■ **WHAT TO PRODUCE**: Without the pictures, copy all the entries below exactly.

++++

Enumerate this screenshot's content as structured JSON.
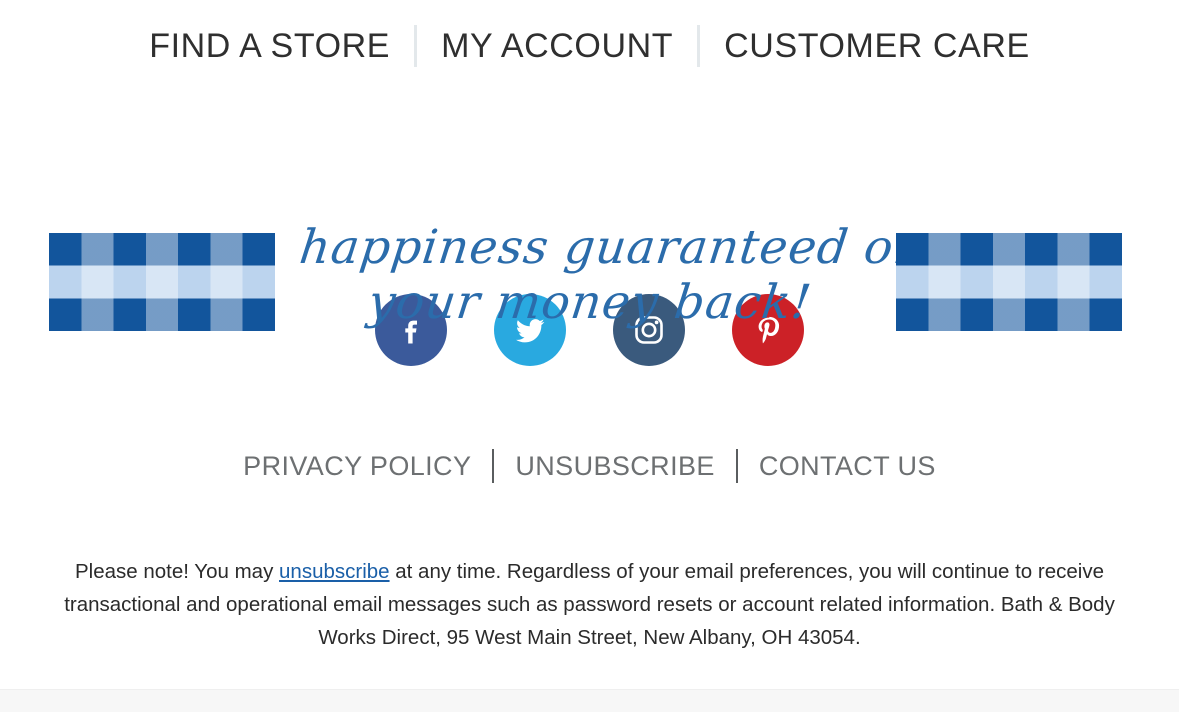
{
  "topnav": {
    "items": [
      {
        "label": "FIND A STORE",
        "name": "find-a-store"
      },
      {
        "label": "MY ACCOUNT",
        "name": "my-account"
      },
      {
        "label": "CUSTOMER CARE",
        "name": "customer-care"
      }
    ],
    "divider_color": "#e3e8eb",
    "text_color": "#2f2f2f"
  },
  "guarantee": {
    "line1": "happiness guaranteed or",
    "line2": "your money back!",
    "script_color": "#2b6cab",
    "gingham": {
      "dark_blue": "#12559c",
      "mid_blue": "#5288c4",
      "light_blue": "#bcd4ee",
      "white": "#ffffff"
    }
  },
  "social": {
    "items": [
      {
        "name": "facebook-icon",
        "label": "Facebook",
        "color": "#3b5a9b"
      },
      {
        "name": "twitter-icon",
        "label": "Twitter",
        "color": "#29a9e0"
      },
      {
        "name": "instagram-icon",
        "label": "Instagram",
        "color": "#3a5a7d"
      },
      {
        "name": "pinterest-icon",
        "label": "Pinterest",
        "color": "#cc2127"
      }
    ]
  },
  "footer_links": {
    "items": [
      {
        "label": "PRIVACY POLICY",
        "name": "privacy-policy"
      },
      {
        "label": "UNSUBSCRIBE",
        "name": "unsubscribe"
      },
      {
        "label": "CONTACT US",
        "name": "contact-us"
      }
    ],
    "text_color": "#6d7072",
    "divider_color": "#5a5d5f"
  },
  "legal": {
    "before_link": "Please note! You may ",
    "link_text": "unsubscribe",
    "after_link": " at any time. Regardless of your email preferences, you will continue to receive transactional and operational email messages such as password resets or account related information. Bath & Body Works Direct, 95 West Main Street, New Albany, OH 43054.",
    "link_color": "#1a5fa8",
    "text_color": "#2b2b2b"
  }
}
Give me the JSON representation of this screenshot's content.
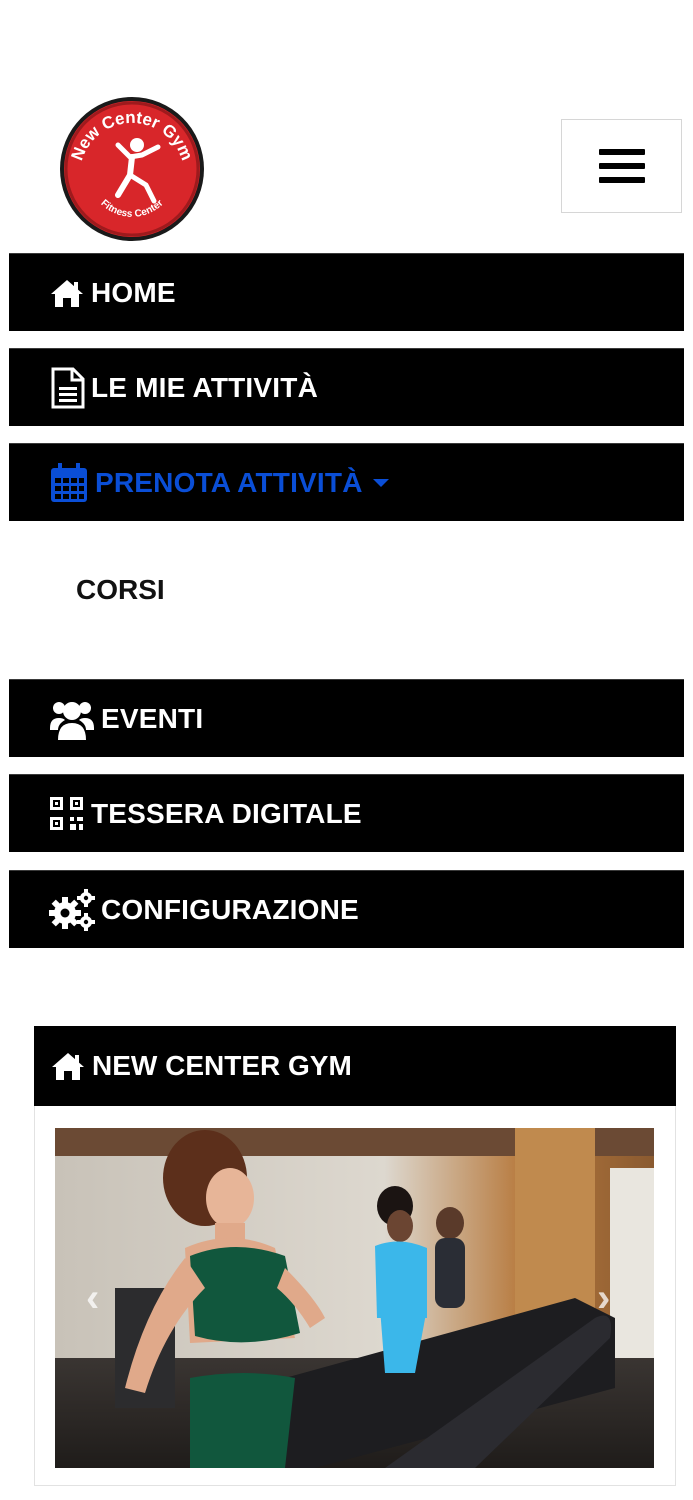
{
  "logo": {
    "top_text": "New Center Gym",
    "bottom_text": "Fitness Center"
  },
  "menu_toggle_icon": "hamburger-icon",
  "nav": [
    {
      "label": "HOME",
      "icon": "home-icon"
    },
    {
      "label": "LE MIE ATTIVITÀ",
      "icon": "document-icon"
    },
    {
      "label": "PRENOTA ATTIVITÀ",
      "icon": "calendar-icon",
      "active": true
    },
    {
      "label": "EVENTI",
      "icon": "users-icon"
    },
    {
      "label": "TESSERA DIGITALE",
      "icon": "qrcode-icon"
    },
    {
      "label": "CONFIGURAZIONE",
      "icon": "cogs-icon"
    }
  ],
  "submenu": {
    "corsi": "CORSI"
  },
  "card": {
    "title": "NEW CENTER GYM",
    "icon": "home-icon"
  },
  "carousel": {
    "prev_label": "‹",
    "next_label": "›"
  },
  "colors": {
    "nav_bg": "#000000",
    "active": "#0a4ed6",
    "logo_red": "#d8262a"
  }
}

++++

■ **OUTPUT OF THE EXERCISE**:
Enumerate this screenshot's content as structured JSON.
{
  "topnav": {
    "items": [
      {
        "label": "FIND A STORE",
        "name": "find-a-store"
      },
      {
        "label": "MY ACCOUNT",
        "name": "my-account"
      },
      {
        "label": "CUSTOMER CARE",
        "name": "customer-care"
      }
    ],
    "divider_color": "#e3e8eb",
    "text_color": "#2f2f2f"
  },
  "guarantee": {
    "line1": "happiness guaranteed or",
    "line2": "your money back!",
    "script_color": "#2b6cab",
    "gingham": {
      "dark_blue": "#12559c",
      "mid_blue": "#5288c4",
      "light_blue": "#bcd4ee",
      "white": "#ffffff"
    }
  },
  "social": {
    "items": [
      {
        "name": "facebook-icon",
        "label": "Facebook",
        "color": "#3b5a9b"
      },
      {
        "name": "twitter-icon",
        "label": "Twitter",
        "color": "#29a9e0"
      },
      {
        "name": "instagram-icon",
        "label": "Instagram",
        "color": "#3a5a7d"
      },
      {
        "name": "pinterest-icon",
        "label": "Pinterest",
        "color": "#cc2127"
      }
    ]
  },
  "footer_links": {
    "items": [
      {
        "label": "PRIVACY POLICY",
        "name": "privacy-policy"
      },
      {
        "label": "UNSUBSCRIBE",
        "name": "unsubscribe"
      },
      {
        "label": "CONTACT US",
        "name": "contact-us"
      }
    ],
    "text_color": "#6d7072",
    "divider_color": "#5a5d5f"
  },
  "legal": {
    "before_link": "Please note! You may ",
    "link_text": "unsubscribe",
    "after_link": " at any time. Regardless of your email preferences, you will continue to receive transactional and operational email messages such as password resets or account related information. Bath & Body Works Direct, 95 West Main Street, New Albany, OH 43054.",
    "link_color": "#1a5fa8",
    "text_color": "#2b2b2b"
  }
}
Give me the JSON representation of this screenshot's content.
{
  "logo": {
    "top_text": "New Center Gym",
    "bottom_text": "Fitness Center"
  },
  "menu_toggle_icon": "hamburger-icon",
  "nav": [
    {
      "label": "HOME",
      "icon": "home-icon"
    },
    {
      "label": "LE MIE ATTIVITÀ",
      "icon": "document-icon"
    },
    {
      "label": "PRENOTA ATTIVITÀ",
      "icon": "calendar-icon",
      "active": true
    },
    {
      "label": "EVENTI",
      "icon": "users-icon"
    },
    {
      "label": "TESSERA DIGITALE",
      "icon": "qrcode-icon"
    },
    {
      "label": "CONFIGURAZIONE",
      "icon": "cogs-icon"
    }
  ],
  "submenu": {
    "corsi": "CORSI"
  },
  "card": {
    "title": "NEW CENTER GYM",
    "icon": "home-icon"
  },
  "carousel": {
    "prev_label": "‹",
    "next_label": "›"
  },
  "colors": {
    "nav_bg": "#000000",
    "active": "#0a4ed6",
    "logo_red": "#d8262a"
  }
}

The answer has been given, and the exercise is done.